Data lines:

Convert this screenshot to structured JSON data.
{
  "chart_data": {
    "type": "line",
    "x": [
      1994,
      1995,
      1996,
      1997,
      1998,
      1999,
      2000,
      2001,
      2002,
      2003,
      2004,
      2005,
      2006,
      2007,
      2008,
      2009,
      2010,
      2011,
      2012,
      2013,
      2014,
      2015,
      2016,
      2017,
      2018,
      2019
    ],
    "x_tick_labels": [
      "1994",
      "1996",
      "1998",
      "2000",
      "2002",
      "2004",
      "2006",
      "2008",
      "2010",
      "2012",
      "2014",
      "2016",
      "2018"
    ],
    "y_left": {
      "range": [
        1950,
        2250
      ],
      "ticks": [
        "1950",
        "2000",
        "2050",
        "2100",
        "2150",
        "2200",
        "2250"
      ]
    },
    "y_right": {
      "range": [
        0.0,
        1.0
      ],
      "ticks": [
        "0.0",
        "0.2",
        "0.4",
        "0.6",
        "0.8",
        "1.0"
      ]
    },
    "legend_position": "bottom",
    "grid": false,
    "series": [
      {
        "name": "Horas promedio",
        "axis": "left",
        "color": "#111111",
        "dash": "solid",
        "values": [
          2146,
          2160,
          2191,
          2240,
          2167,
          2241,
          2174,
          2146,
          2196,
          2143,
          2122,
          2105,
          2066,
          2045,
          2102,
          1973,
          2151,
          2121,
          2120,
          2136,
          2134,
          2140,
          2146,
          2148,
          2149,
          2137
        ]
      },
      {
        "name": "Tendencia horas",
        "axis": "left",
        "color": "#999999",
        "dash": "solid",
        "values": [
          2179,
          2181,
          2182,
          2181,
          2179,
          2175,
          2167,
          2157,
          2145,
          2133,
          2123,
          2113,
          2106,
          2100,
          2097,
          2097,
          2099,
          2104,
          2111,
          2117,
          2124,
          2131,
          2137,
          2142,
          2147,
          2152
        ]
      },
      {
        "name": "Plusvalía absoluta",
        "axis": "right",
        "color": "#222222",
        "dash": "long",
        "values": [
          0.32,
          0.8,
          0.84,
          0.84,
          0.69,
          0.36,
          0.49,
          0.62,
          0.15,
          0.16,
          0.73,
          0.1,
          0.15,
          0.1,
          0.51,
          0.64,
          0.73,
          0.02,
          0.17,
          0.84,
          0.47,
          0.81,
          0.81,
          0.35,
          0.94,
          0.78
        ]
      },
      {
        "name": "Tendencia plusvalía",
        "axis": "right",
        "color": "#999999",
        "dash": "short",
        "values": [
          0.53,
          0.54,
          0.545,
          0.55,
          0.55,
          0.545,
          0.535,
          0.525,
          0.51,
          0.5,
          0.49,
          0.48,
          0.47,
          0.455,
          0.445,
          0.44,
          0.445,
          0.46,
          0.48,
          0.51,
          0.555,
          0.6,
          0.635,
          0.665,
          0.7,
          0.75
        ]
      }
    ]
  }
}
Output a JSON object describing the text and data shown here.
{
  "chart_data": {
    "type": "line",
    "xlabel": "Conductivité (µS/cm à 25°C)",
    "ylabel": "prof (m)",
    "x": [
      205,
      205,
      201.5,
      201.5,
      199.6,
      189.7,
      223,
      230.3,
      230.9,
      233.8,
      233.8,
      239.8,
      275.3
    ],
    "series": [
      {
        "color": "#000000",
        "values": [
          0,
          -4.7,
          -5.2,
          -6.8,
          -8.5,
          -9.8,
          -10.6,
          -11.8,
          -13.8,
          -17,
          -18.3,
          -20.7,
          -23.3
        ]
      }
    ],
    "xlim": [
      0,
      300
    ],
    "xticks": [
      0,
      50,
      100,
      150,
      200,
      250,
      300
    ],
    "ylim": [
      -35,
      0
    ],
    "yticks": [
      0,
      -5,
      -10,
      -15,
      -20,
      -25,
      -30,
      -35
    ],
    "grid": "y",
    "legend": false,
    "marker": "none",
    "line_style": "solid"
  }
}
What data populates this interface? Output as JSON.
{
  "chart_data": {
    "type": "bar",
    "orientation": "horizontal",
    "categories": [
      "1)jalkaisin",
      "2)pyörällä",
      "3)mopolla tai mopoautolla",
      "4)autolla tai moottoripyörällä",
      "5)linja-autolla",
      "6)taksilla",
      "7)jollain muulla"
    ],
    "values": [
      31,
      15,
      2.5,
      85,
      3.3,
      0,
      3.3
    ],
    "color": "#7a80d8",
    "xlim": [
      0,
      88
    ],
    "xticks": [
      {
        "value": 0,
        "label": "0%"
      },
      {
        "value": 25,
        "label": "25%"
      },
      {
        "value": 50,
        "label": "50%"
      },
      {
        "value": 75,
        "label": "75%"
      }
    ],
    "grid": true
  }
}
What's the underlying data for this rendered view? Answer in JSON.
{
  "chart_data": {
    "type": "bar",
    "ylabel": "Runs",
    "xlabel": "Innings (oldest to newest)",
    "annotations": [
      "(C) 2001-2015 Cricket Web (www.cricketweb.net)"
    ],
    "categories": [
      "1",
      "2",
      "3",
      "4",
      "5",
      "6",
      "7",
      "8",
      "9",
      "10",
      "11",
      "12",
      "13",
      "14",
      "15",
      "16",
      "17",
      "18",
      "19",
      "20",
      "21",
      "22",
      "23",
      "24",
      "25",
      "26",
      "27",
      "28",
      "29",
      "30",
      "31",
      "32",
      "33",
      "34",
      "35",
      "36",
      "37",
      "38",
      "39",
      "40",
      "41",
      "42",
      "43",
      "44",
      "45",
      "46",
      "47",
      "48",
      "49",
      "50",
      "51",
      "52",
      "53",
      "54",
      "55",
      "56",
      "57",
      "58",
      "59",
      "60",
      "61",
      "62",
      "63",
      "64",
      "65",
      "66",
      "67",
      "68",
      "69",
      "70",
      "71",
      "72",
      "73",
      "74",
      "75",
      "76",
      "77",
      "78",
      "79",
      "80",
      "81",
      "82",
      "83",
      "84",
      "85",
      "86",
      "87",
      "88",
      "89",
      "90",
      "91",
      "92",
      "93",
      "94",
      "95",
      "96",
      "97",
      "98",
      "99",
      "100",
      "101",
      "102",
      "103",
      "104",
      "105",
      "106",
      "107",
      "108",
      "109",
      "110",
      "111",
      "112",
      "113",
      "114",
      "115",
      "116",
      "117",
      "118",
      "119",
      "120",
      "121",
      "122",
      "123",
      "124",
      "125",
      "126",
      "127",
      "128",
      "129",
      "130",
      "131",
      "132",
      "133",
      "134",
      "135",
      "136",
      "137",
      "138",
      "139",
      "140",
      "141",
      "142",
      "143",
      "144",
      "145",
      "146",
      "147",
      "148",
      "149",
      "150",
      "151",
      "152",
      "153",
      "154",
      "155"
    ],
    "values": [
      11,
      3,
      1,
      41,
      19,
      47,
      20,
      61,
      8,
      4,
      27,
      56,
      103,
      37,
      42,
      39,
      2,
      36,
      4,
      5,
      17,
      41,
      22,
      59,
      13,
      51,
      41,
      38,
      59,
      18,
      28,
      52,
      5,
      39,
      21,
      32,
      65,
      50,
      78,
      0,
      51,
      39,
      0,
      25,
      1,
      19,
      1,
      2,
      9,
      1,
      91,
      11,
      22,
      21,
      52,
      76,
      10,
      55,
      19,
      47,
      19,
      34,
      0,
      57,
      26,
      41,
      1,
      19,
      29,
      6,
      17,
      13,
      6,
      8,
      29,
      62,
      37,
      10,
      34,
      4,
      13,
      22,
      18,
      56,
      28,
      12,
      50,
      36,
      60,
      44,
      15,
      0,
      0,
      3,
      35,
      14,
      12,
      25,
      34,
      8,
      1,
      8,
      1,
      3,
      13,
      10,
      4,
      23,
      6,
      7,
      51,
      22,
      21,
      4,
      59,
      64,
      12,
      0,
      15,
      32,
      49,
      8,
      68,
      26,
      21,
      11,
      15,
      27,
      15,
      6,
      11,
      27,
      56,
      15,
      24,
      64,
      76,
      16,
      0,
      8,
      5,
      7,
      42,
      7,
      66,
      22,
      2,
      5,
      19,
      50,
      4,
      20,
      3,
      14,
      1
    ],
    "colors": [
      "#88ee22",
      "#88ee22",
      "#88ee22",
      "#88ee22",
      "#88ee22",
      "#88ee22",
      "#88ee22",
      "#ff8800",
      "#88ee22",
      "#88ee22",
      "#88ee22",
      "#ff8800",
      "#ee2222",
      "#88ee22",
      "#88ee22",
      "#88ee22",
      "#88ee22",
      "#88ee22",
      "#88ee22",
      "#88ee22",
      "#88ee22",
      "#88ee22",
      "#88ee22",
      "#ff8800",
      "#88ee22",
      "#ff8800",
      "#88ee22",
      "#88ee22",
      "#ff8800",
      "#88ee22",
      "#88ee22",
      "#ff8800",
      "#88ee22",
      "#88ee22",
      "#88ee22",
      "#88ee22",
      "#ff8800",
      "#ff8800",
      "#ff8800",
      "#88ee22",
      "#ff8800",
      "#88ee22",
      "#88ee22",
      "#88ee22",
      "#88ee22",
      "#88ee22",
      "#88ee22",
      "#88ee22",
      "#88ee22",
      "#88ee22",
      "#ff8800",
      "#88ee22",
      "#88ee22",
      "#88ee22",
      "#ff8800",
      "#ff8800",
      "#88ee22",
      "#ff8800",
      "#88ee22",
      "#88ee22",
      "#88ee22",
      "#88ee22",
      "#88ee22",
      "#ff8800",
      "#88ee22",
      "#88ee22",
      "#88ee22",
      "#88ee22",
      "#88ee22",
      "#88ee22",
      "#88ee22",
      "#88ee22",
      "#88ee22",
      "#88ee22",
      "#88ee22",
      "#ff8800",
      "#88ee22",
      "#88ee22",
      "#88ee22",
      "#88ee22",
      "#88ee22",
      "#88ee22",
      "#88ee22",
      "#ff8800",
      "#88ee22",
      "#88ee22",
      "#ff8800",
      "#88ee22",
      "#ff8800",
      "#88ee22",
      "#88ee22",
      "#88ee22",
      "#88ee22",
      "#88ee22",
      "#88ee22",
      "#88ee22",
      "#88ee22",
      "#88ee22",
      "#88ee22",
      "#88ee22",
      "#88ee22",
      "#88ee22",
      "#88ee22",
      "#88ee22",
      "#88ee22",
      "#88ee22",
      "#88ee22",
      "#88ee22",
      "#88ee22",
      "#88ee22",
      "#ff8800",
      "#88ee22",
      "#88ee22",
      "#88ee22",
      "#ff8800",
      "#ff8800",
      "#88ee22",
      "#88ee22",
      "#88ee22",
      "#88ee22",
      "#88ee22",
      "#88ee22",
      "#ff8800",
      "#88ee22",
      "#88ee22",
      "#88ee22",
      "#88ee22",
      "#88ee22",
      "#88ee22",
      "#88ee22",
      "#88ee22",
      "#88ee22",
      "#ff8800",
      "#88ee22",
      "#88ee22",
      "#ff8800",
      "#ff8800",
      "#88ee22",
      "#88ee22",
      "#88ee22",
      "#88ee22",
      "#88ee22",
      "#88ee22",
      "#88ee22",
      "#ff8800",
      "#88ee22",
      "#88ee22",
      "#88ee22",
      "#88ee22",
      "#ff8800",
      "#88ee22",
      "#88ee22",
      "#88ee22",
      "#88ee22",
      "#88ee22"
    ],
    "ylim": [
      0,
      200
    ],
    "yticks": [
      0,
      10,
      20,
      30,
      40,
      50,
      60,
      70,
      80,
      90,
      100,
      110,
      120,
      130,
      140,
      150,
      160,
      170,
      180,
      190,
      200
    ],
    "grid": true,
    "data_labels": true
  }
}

Exercise: List every line above that contains the word "xlabel".

Completed exercise:
    "xlabel": "Conductivité (µS/cm à 25°C)",
    "xlabel": "Innings (oldest to newest)",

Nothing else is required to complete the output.